— WHAT IS EXPECTED —
Reproduce all of the data word for word.
* Start GIVEN ENTRIES *
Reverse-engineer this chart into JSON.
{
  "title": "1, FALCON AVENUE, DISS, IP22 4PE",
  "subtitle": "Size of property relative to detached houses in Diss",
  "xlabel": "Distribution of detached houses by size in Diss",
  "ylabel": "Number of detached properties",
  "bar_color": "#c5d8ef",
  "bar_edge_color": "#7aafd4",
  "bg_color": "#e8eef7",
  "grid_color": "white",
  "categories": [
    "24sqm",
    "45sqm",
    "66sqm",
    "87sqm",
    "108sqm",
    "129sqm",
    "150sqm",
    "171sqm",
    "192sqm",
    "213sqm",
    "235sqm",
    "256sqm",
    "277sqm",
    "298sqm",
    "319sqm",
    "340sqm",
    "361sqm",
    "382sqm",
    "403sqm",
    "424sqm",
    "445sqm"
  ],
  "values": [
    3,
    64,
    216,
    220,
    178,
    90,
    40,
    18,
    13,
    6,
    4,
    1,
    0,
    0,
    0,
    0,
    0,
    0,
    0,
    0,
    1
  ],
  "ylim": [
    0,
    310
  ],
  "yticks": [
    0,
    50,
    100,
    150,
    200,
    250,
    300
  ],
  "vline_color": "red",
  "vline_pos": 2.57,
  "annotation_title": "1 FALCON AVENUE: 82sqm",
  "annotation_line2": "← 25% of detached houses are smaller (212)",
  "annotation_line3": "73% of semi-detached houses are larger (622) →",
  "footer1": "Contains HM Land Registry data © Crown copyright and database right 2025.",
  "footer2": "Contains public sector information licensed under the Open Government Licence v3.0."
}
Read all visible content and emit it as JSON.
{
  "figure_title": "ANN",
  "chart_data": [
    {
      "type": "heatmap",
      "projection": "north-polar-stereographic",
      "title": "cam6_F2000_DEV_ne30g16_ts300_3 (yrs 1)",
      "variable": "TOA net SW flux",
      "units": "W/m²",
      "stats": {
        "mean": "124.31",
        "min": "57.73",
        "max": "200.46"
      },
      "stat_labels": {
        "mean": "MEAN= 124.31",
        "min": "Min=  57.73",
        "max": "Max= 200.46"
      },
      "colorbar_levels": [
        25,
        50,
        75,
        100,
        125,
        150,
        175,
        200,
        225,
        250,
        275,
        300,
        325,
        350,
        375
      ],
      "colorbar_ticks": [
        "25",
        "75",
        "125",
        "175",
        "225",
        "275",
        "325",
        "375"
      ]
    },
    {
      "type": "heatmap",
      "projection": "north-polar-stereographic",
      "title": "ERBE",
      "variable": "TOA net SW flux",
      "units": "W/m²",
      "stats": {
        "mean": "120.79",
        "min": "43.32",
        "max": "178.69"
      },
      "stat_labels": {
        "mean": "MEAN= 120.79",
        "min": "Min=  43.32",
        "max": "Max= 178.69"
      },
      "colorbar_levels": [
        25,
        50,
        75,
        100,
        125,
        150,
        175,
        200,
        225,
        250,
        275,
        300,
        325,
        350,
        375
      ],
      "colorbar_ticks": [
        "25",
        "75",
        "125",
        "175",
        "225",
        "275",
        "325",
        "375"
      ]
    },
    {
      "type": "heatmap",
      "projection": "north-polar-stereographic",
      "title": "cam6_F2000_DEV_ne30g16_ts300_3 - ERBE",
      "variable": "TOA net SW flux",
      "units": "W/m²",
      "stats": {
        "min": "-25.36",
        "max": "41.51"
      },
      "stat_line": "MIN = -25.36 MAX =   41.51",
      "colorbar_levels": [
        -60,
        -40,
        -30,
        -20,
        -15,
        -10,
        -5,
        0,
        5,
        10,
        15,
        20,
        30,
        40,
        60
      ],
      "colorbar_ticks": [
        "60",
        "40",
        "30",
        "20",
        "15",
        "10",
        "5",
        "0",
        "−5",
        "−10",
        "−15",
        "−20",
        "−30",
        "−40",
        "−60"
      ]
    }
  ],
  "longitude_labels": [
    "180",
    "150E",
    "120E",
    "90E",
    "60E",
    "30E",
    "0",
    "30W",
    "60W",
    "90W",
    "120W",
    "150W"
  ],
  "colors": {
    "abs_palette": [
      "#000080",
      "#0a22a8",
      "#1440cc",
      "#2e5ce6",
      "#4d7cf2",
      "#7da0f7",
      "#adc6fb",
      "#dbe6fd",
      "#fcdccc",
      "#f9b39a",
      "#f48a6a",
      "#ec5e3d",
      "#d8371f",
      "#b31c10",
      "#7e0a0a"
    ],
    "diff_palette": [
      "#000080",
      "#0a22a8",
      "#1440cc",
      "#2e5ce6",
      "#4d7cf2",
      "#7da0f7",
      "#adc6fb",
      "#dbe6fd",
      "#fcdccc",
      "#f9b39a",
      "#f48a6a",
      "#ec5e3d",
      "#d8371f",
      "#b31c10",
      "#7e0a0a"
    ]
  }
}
* End GIVEN ENTRIES *
— OUTPUT OF THE EXERCISE —
Reverse-engineer this chart into JSON.
{
  "title": "1, FALCON AVENUE, DISS, IP22 4PE",
  "subtitle": "Size of property relative to detached houses in Diss",
  "xlabel": "Distribution of detached houses by size in Diss",
  "ylabel": "Number of detached properties",
  "bar_color": "#c5d8ef",
  "bar_edge_color": "#7aafd4",
  "bg_color": "#e8eef7",
  "grid_color": "white",
  "categories": [
    "24sqm",
    "45sqm",
    "66sqm",
    "87sqm",
    "108sqm",
    "129sqm",
    "150sqm",
    "171sqm",
    "192sqm",
    "213sqm",
    "235sqm",
    "256sqm",
    "277sqm",
    "298sqm",
    "319sqm",
    "340sqm",
    "361sqm",
    "382sqm",
    "403sqm",
    "424sqm",
    "445sqm"
  ],
  "values": [
    3,
    64,
    216,
    220,
    178,
    90,
    40,
    18,
    13,
    6,
    4,
    1,
    0,
    0,
    0,
    0,
    0,
    0,
    0,
    0,
    1
  ],
  "ylim": [
    0,
    310
  ],
  "yticks": [
    0,
    50,
    100,
    150,
    200,
    250,
    300
  ],
  "vline_color": "red",
  "vline_pos": 2.57,
  "annotation_title": "1 FALCON AVENUE: 82sqm",
  "annotation_line2": "← 25% of detached houses are smaller (212)",
  "annotation_line3": "73% of semi-detached houses are larger (622) →",
  "footer1": "Contains HM Land Registry data © Crown copyright and database right 2025.",
  "footer2": "Contains public sector information licensed under the Open Government Licence v3.0."
}
Read all visible content and emit it as JSON.
{
  "figure_title": "ANN",
  "chart_data": [
    {
      "type": "heatmap",
      "projection": "north-polar-stereographic",
      "title": "cam6_F2000_DEV_ne30g16_ts300_3 (yrs 1)",
      "variable": "TOA net SW flux",
      "units": "W/m²",
      "stats": {
        "mean": "124.31",
        "min": "57.73",
        "max": "200.46"
      },
      "stat_labels": {
        "mean": "MEAN= 124.31",
        "min": "Min=  57.73",
        "max": "Max= 200.46"
      },
      "colorbar_levels": [
        25,
        50,
        75,
        100,
        125,
        150,
        175,
        200,
        225,
        250,
        275,
        300,
        325,
        350,
        375
      ],
      "colorbar_ticks": [
        "25",
        "75",
        "125",
        "175",
        "225",
        "275",
        "325",
        "375"
      ]
    },
    {
      "type": "heatmap",
      "projection": "north-polar-stereographic",
      "title": "ERBE",
      "variable": "TOA net SW flux",
      "units": "W/m²",
      "stats": {
        "mean": "120.79",
        "min": "43.32",
        "max": "178.69"
      },
      "stat_labels": {
        "mean": "MEAN= 120.79",
        "min": "Min=  43.32",
        "max": "Max= 178.69"
      },
      "colorbar_levels": [
        25,
        50,
        75,
        100,
        125,
        150,
        175,
        200,
        225,
        250,
        275,
        300,
        325,
        350,
        375
      ],
      "colorbar_ticks": [
        "25",
        "75",
        "125",
        "175",
        "225",
        "275",
        "325",
        "375"
      ]
    },
    {
      "type": "heatmap",
      "projection": "north-polar-stereographic",
      "title": "cam6_F2000_DEV_ne30g16_ts300_3 - ERBE",
      "variable": "TOA net SW flux",
      "units": "W/m²",
      "stats": {
        "min": "-25.36",
        "max": "41.51"
      },
      "stat_line": "MIN = -25.36 MAX =   41.51",
      "colorbar_levels": [
        -60,
        -40,
        -30,
        -20,
        -15,
        -10,
        -5,
        0,
        5,
        10,
        15,
        20,
        30,
        40,
        60
      ],
      "colorbar_ticks": [
        "60",
        "40",
        "30",
        "20",
        "15",
        "10",
        "5",
        "0",
        "−5",
        "−10",
        "−15",
        "−20",
        "−30",
        "−40",
        "−60"
      ]
    }
  ],
  "longitude_labels": [
    "180",
    "150E",
    "120E",
    "90E",
    "60E",
    "30E",
    "0",
    "30W",
    "60W",
    "90W",
    "120W",
    "150W"
  ],
  "colors": {
    "abs_palette": [
      "#000080",
      "#0a22a8",
      "#1440cc",
      "#2e5ce6",
      "#4d7cf2",
      "#7da0f7",
      "#adc6fb",
      "#dbe6fd",
      "#fcdccc",
      "#f9b39a",
      "#f48a6a",
      "#ec5e3d",
      "#d8371f",
      "#b31c10",
      "#7e0a0a"
    ],
    "diff_palette": [
      "#000080",
      "#0a22a8",
      "#1440cc",
      "#2e5ce6",
      "#4d7cf2",
      "#7da0f7",
      "#adc6fb",
      "#dbe6fd",
      "#fcdccc",
      "#f9b39a",
      "#f48a6a",
      "#ec5e3d",
      "#d8371f",
      "#b31c10",
      "#7e0a0a"
    ]
  }
}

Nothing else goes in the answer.